**INSTRUCTIONS TO FOLLOW**
Please repeat all of the lines that follow, exactly as written.

**EXERCISE DATA**
——————————

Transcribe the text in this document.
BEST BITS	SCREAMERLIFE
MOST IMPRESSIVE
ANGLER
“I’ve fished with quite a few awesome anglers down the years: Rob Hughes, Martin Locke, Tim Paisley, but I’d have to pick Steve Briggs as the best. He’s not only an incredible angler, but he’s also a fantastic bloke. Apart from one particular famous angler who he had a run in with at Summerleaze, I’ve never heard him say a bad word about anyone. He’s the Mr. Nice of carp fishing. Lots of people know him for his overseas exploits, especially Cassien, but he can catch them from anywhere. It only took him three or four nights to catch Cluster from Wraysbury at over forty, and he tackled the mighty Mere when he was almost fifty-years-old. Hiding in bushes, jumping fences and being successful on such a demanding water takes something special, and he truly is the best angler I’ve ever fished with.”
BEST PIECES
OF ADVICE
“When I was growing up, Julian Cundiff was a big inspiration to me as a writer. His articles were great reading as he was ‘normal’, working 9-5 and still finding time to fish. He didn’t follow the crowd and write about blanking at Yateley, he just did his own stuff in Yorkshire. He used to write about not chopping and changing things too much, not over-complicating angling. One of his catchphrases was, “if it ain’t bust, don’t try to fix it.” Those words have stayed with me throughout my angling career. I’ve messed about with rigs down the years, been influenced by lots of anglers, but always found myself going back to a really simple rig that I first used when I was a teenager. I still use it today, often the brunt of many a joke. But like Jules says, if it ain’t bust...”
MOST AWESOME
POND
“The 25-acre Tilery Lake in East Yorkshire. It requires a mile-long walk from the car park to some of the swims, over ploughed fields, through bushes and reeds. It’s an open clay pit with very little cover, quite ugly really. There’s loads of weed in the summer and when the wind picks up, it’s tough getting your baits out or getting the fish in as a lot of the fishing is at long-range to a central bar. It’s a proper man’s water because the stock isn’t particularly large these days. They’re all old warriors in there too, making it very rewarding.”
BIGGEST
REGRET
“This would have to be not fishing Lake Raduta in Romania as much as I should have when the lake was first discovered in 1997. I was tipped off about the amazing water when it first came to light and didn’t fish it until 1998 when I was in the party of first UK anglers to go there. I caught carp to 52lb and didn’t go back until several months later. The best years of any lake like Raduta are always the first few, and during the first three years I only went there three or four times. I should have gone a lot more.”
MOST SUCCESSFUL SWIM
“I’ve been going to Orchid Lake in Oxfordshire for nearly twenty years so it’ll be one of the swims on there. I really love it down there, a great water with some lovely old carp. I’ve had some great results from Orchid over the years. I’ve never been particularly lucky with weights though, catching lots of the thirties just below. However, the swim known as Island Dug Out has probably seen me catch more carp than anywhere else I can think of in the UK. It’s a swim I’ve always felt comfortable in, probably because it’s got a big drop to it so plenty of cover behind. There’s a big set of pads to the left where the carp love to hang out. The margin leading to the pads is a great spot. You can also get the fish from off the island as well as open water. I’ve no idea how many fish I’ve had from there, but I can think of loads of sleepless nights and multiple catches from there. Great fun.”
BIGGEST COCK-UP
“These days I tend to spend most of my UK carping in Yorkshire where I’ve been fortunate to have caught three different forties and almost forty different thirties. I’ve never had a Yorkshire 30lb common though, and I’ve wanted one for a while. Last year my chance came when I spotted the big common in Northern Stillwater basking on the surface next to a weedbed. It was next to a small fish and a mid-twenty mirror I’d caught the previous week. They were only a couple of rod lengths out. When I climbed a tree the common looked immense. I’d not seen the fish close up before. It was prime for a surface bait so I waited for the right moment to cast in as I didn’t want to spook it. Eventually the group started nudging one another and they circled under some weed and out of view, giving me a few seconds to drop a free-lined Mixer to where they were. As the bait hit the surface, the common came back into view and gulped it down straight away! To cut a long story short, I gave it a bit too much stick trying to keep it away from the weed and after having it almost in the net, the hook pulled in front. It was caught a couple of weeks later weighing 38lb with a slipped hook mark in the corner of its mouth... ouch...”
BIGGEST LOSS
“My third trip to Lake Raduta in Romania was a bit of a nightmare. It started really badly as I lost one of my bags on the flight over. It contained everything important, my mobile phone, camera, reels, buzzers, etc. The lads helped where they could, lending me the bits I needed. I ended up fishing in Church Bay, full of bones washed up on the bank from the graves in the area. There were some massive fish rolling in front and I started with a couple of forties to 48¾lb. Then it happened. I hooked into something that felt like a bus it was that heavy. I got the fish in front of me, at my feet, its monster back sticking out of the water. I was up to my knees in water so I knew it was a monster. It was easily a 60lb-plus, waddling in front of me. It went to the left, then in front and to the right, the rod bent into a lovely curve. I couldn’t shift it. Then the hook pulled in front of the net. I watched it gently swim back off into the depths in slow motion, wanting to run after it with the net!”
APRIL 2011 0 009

——————————

**EXERCISE ANSWER**
Transcribe the text in this document.
BEST BITS	SCREAMERLIFE
MOST IMPRESSIVE
ANGLER
“I’ve fished with quite a few awesome anglers down the years: Rob Hughes, Martin Locke, Tim Paisley, but I’d have to pick Steve Briggs as the best. He’s not only an incredible angler, but he’s also a fantastic bloke. Apart from one particular famous angler who he had a run in with at Summerleaze, I’ve never heard him say a bad word about anyone. He’s the Mr. Nice of carp fishing. Lots of people know him for his overseas exploits, especially Cassien, but he can catch them from anywhere. It only took him three or four nights to catch Cluster from Wraysbury at over forty, and he tackled the mighty Mere when he was almost fifty-years-old. Hiding in bushes, jumping fences and being successful on such a demanding water takes something special, and he truly is the best angler I’ve ever fished with.”
BEST PIECES
OF ADVICE
“When I was growing up, Julian Cundiff was a big inspiration to me as a writer. His articles were great reading as he was ‘normal’, working 9-5 and still finding time to fish. He didn’t follow the crowd and write about blanking at Yateley, he just did his own stuff in Yorkshire. He used to write about not chopping and changing things too much, not over-complicating angling. One of his catchphrases was, “if it ain’t bust, don’t try to fix it.” Those words have stayed with me throughout my angling career. I’ve messed about with rigs down the years, been influenced by lots of anglers, but always found myself going back to a really simple rig that I first used when I was a teenager. I still use it today, often the brunt of many a joke. But like Jules says, if it ain’t bust...”
MOST AWESOME
POND
“The 25-acre Tilery Lake in East Yorkshire. It requires a mile-long walk from the car park to some of the swims, over ploughed fields, through bushes and reeds. It’s an open clay pit with very little cover, quite ugly really. There’s loads of weed in the summer and when the wind picks up, it’s tough getting your baits out or getting the fish in as a lot of the fishing is at long-range to a central bar. It’s a proper man’s water because the stock isn’t particularly large these days. They’re all old warriors in there too, making it very rewarding.”
BIGGEST
REGRET
“This would have to be not fishing Lake Raduta in Romania as much as I should have when the lake was first discovered in 1997. I was tipped off about the amazing water when it first came to light and didn’t fish it until 1998 when I was in the party of first UK anglers to go there. I caught carp to 52lb and didn’t go back until several months later. The best years of any lake like Raduta are always the first few, and during the first three years I only went there three or four times. I should have gone a lot more.”
MOST SUCCESSFUL SWIM
“I’ve been going to Orchid Lake in Oxfordshire for nearly twenty years so it’ll be one of the swims on there. I really love it down there, a great water with some lovely old carp. I’ve had some great results from Orchid over the years. I’ve never been particularly lucky with weights though, catching lots of the thirties just below. However, the swim known as Island Dug Out has probably seen me catch more carp than anywhere else I can think of in the UK. It’s a swim I’ve always felt comfortable in, probably because it’s got a big drop to it so plenty of cover behind. There’s a big set of pads to the left where the carp love to hang out. The margin leading to the pads is a great spot. You can also get the fish from off the island as well as open water. I’ve no idea how many fish I’ve had from there, but I can think of loads of sleepless nights and multiple catches from there. Great fun.”
BIGGEST COCK-UP
“These days I tend to spend most of my UK carping in Yorkshire where I’ve been fortunate to have caught three different forties and almost forty different thirties. I’ve never had a Yorkshire 30lb common though, and I’ve wanted one for a while. Last year my chance came when I spotted the big common in Northern Stillwater basking on the surface next to a weedbed. It was next to a small fish and a mid-twenty mirror I’d caught the previous week. They were only a couple of rod lengths out. When I climbed a tree the common looked immense. I’d not seen the fish close up before. It was prime for a surface bait so I waited for the right moment to cast in as I didn’t want to spook it. Eventually the group started nudging one another and they circled under some weed and out of view, giving me a few seconds to drop a free-lined Mixer to where they were. As the bait hit the surface, the common came back into view and gulped it down straight away! To cut a long story short, I gave it a bit too much stick trying to keep it away from the weed and after having it almost in the net, the hook pulled in front. It was caught a couple of weeks later weighing 38lb with a slipped hook mark in the corner of its mouth... ouch...”
BIGGEST LOSS
“My third trip to Lake Raduta in Romania was a bit of a nightmare. It started really badly as I lost one of my bags on the flight over. It contained everything important, my mobile phone, camera, reels, buzzers, etc. The lads helped where they could, lending me the bits I needed. I ended up fishing in Church Bay, full of bones washed up on the bank from the graves in the area. There were some massive fish rolling in front and I started with a couple of forties to 48¾lb. Then it happened. I hooked into something that felt like a bus it was that heavy. I got the fish in front of me, at my feet, its monster back sticking out of the water. I was up to my knees in water so I knew it was a monster. It was easily a 60lb-plus, waddling in front of me. It went to the left, then in front and to the right, the rod bent into a lovely curve. I couldn’t shift it. Then the hook pulled in front of the net. I watched it gently swim back off into the depths in slow motion, wanting to run after it with the net!”
APRIL 2011 0 009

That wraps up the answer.